Stored data:

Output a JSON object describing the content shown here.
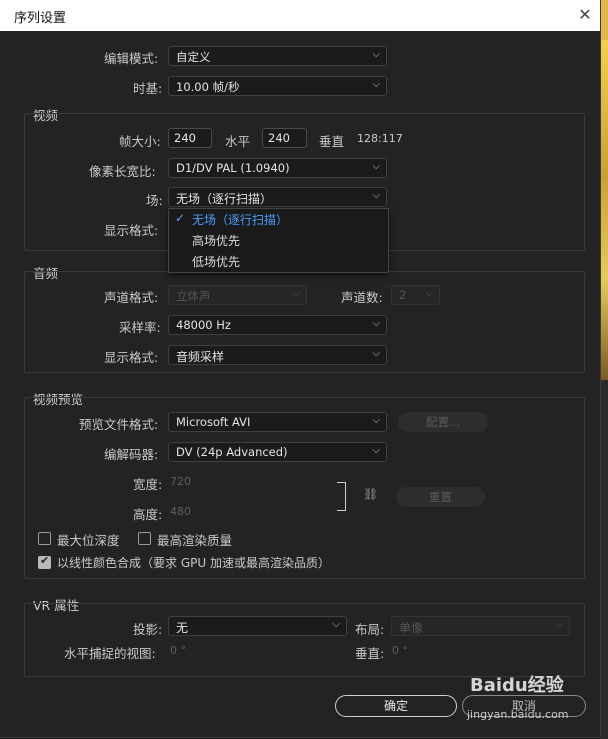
{
  "window": {
    "title": "序列设置",
    "close_glyph": "✕"
  },
  "general": {
    "edit_mode_label": "编辑模式:",
    "edit_mode_value": "自定义",
    "timebase_label": "时基:",
    "timebase_value": "10.00  帧/秒"
  },
  "video": {
    "section_title": "视频",
    "frame_size_label": "帧大小:",
    "frame_w": "240",
    "horizontal_label": "水平",
    "frame_h": "240",
    "vertical_label": "垂直",
    "aspect_ratio": "128:117",
    "pixel_aspect_label": "像素长宽比:",
    "pixel_aspect_value": "D1/DV PAL (1.0940)",
    "field_label": "场:",
    "field_value": "无场（逐行扫描）",
    "display_format_label": "显示格式:",
    "field_options": [
      "无场（逐行扫描）",
      "高场优先",
      "低场优先"
    ],
    "field_selected_index": 0
  },
  "audio": {
    "section_title": "音频",
    "channel_format_label": "声道格式:",
    "channel_format_value": "立体声",
    "channel_count_label": "声道数:",
    "channel_count_value": "2",
    "sample_rate_label": "采样率:",
    "sample_rate_value": "48000 Hz",
    "display_format_label": "显示格式:",
    "display_format_value": "音频采样"
  },
  "preview": {
    "section_title": "视频预览",
    "file_format_label": "预览文件格式:",
    "file_format_value": "Microsoft AVI",
    "config_button": "配置...",
    "codec_label": "编解码器:",
    "codec_value": "DV (24p Advanced)",
    "width_label": "宽度:",
    "width_value": "720",
    "height_label": "高度:",
    "height_value": "480",
    "reset_button": "重置",
    "max_bit_depth_label": "最大位深度",
    "max_bit_depth_checked": false,
    "max_render_quality_label": "最高渲染质量",
    "max_render_quality_checked": false,
    "linear_color_label": "以线性颜色合成（要求 GPU 加速或最高渲染品质）",
    "linear_color_checked": true
  },
  "vr": {
    "section_title": "VR 属性",
    "projection_label": "投影:",
    "projection_value": "无",
    "layout_label": "布局:",
    "layout_value": "单像",
    "h_view_label": "水平捕捉的视图:",
    "h_view_value": "0 °",
    "v_label": "垂直:",
    "v_value": "0 °"
  },
  "footer": {
    "ok": "确定",
    "cancel": "取消"
  },
  "watermark": {
    "brand": "Baidu经验",
    "url": "jingyan.baidu.com"
  }
}
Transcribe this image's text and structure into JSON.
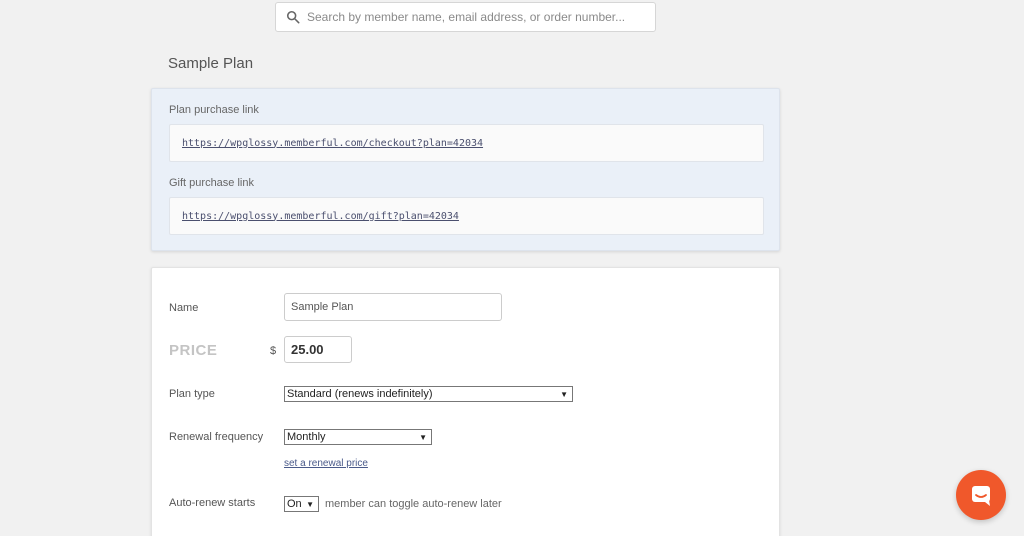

Given problem: Leave out the pictures and output the rest of the material exactly as written.

Response:
Output a JSON object describing the content shown here.
{
  "window": {
    "title": "序列设置",
    "close_glyph": "✕"
  },
  "general": {
    "edit_mode_label": "编辑模式:",
    "edit_mode_value": "自定义",
    "timebase_label": "时基:",
    "timebase_value": "10.00  帧/秒"
  },
  "video": {
    "section_title": "视频",
    "frame_size_label": "帧大小:",
    "frame_w": "240",
    "horizontal_label": "水平",
    "frame_h": "240",
    "vertical_label": "垂直",
    "aspect_ratio": "128:117",
    "pixel_aspect_label": "像素长宽比:",
    "pixel_aspect_value": "D1/DV PAL (1.0940)",
    "field_label": "场:",
    "field_value": "无场（逐行扫描）",
    "display_format_label": "显示格式:",
    "field_options": [
      "无场（逐行扫描）",
      "高场优先",
      "低场优先"
    ],
    "field_selected_index": 0
  },
  "audio": {
    "section_title": "音频",
    "channel_format_label": "声道格式:",
    "channel_format_value": "立体声",
    "channel_count_label": "声道数:",
    "channel_count_value": "2",
    "sample_rate_label": "采样率:",
    "sample_rate_value": "48000 Hz",
    "display_format_label": "显示格式:",
    "display_format_value": "音频采样"
  },
  "preview": {
    "section_title": "视频预览",
    "file_format_label": "预览文件格式:",
    "file_format_value": "Microsoft AVI",
    "config_button": "配置...",
    "codec_label": "编解码器:",
    "codec_value": "DV (24p Advanced)",
    "width_label": "宽度:",
    "width_value": "720",
    "height_label": "高度:",
    "height_value": "480",
    "reset_button": "重置",
    "max_bit_depth_label": "最大位深度",
    "max_bit_depth_checked": false,
    "max_render_quality_label": "最高渲染质量",
    "max_render_quality_checked": false,
    "linear_color_label": "以线性颜色合成（要求 GPU 加速或最高渲染品质）",
    "linear_color_checked": true
  },
  "vr": {
    "section_title": "VR 属性",
    "projection_label": "投影:",
    "projection_value": "无",
    "layout_label": "布局:",
    "layout_value": "单像",
    "h_view_label": "水平捕捉的视图:",
    "h_view_value": "0 °",
    "v_label": "垂直:",
    "v_value": "0 °"
  },
  "footer": {
    "ok": "确定",
    "cancel": "取消"
  },
  "watermark": {
    "brand": "Baidu经验",
    "url": "jingyan.baidu.com"
  }
}
Transcribe this image's text and structure into JSON.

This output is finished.